Your task is to transcribe all the entries exactly, excluding pictures.
■ ■ ■ ■
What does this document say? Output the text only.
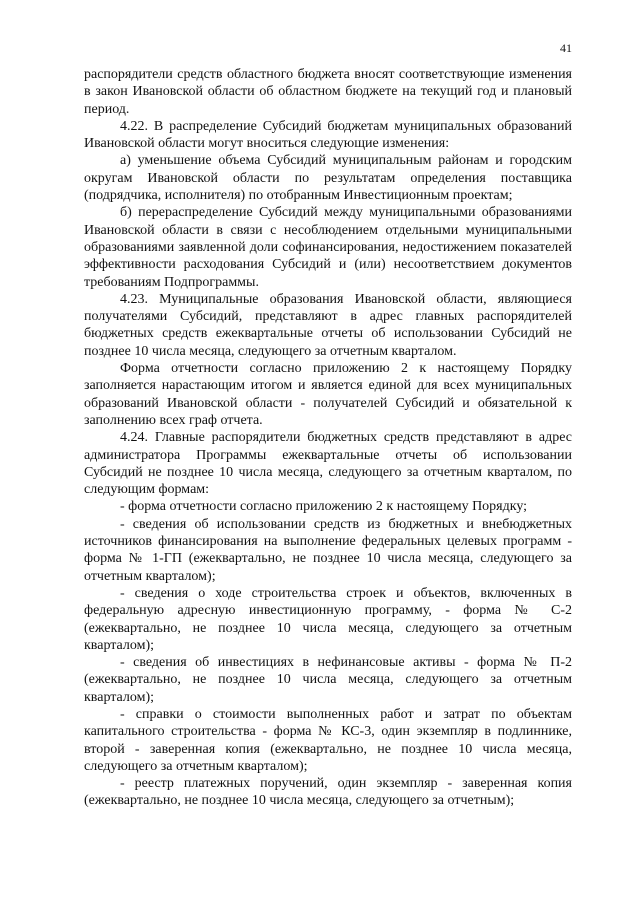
41

распорядители средств областного бюджета вносят соответствующие изменения в закон Ивановской области об областном бюджете на текущий год и плановый период.

4.22. В распределение Субсидий бюджетам муниципальных образований Ивановской области могут вноситься следующие изменения:

а) уменьшение объема Субсидий муниципальным районам и городским округам Ивановской области по результатам определения поставщика (подрядчика, исполнителя) по отобранным Инвестиционным проектам;

б) перераспределение Субсидий между муниципальными образованиями Ивановской области в связи с несоблюдением отдельными муниципальными образованиями заявленной доли софинансирования, недостижением показателей эффективности расходования Субсидий и (или) несоответствием документов требованиям Подпрограммы.

4.23. Муниципальные образования Ивановской области, являющиеся получателями Субсидий, представляют в адрес главных распорядителей бюджетных средств ежеквартальные отчеты об использовании Субсидий не позднее 10 числа месяца, следующего за отчетным кварталом.

Форма отчетности согласно приложению 2 к настоящему Порядку заполняется нарастающим итогом и является единой для всех муниципальных образований Ивановской области - получателей Субсидий и обязательной к заполнению всех граф отчета.

4.24. Главные распорядители бюджетных средств представляют в адрес администратора Программы ежеквартальные отчеты об использовании Субсидий не позднее 10 числа месяца, следующего за отчетным кварталом, по следующим формам:

- форма отчетности согласно приложению 2 к настоящему Порядку;

- сведения об использовании средств из бюджетных и внебюджетных источников финансирования на выполнение федеральных целевых программ - форма № 1-ГП (ежеквартально, не позднее 10 числа месяца, следующего за отчетным кварталом);

- сведения о ходе строительства строек и объектов, включенных в федеральную адресную инвестиционную программу, - форма № С-2 (ежеквартально, не позднее 10 числа месяца, следующего за отчетным кварталом);

- сведения об инвестициях в нефинансовые активы - форма № П-2 (ежеквартально, не позднее 10 числа месяца, следующего за отчетным кварталом);

- справки о стоимости выполненных работ и затрат по объектам капитального строительства - форма № КС-3, один экземпляр в подлиннике, второй - заверенная копия (ежеквартально, не позднее 10 числа месяца, следующего за отчетным кварталом);

- реестр платежных поручений, один экземпляр - заверенная копия (ежеквартально, не позднее 10 числа месяца, следующего за отчетным);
■ ■ ■ ■
▶ _FULL SOLUTION_
What does this document say? Output the text only.
41

распорядители средств областного бюджета вносят соответствующие изменения в закон Ивановской области об областном бюджете на текущий год и плановый период.

4.22. В распределение Субсидий бюджетам муниципальных образований Ивановской области могут вноситься следующие изменения:

а) уменьшение объема Субсидий муниципальным районам и городским округам Ивановской области по результатам определения поставщика (подрядчика, исполнителя) по отобранным Инвестиционным проектам;

б) перераспределение Субсидий между муниципальными образованиями Ивановской области в связи с несоблюдением отдельными муниципальными образованиями заявленной доли софинансирования, недостижением показателей эффективности расходования Субсидий и (или) несоответствием документов требованиям Подпрограммы.

4.23. Муниципальные образования Ивановской области, являющиеся получателями Субсидий, представляют в адрес главных распорядителей бюджетных средств ежеквартальные отчеты об использовании Субсидий не позднее 10 числа месяца, следующего за отчетным кварталом.

Форма отчетности согласно приложению 2 к настоящему Порядку заполняется нарастающим итогом и является единой для всех муниципальных образований Ивановской области - получателей Субсидий и обязательной к заполнению всех граф отчета.

4.24. Главные распорядители бюджетных средств представляют в адрес администратора Программы ежеквартальные отчеты об использовании Субсидий не позднее 10 числа месяца, следующего за отчетным кварталом, по следующим формам:

- форма отчетности согласно приложению 2 к настоящему Порядку;

- сведения об использовании средств из бюджетных и внебюджетных источников финансирования на выполнение федеральных целевых программ - форма № 1-ГП (ежеквартально, не позднее 10 числа месяца, следующего за отчетным кварталом);

- сведения о ходе строительства строек и объектов, включенных в федеральную адресную инвестиционную программу, - форма № С-2 (ежеквартально, не позднее 10 числа месяца, следующего за отчетным кварталом);

- сведения об инвестициях в нефинансовые активы - форма № П-2 (ежеквартально, не позднее 10 числа месяца, следующего за отчетным кварталом);

- справки о стоимости выполненных работ и затрат по объектам капитального строительства - форма № КС-3, один экземпляр в подлиннике, второй - заверенная копия (ежеквартально, не позднее 10 числа месяца, следующего за отчетным кварталом);

- реестр платежных поручений, один экземпляр - заверенная копия (ежеквартально, не позднее 10 числа месяца, следующего за отчетным);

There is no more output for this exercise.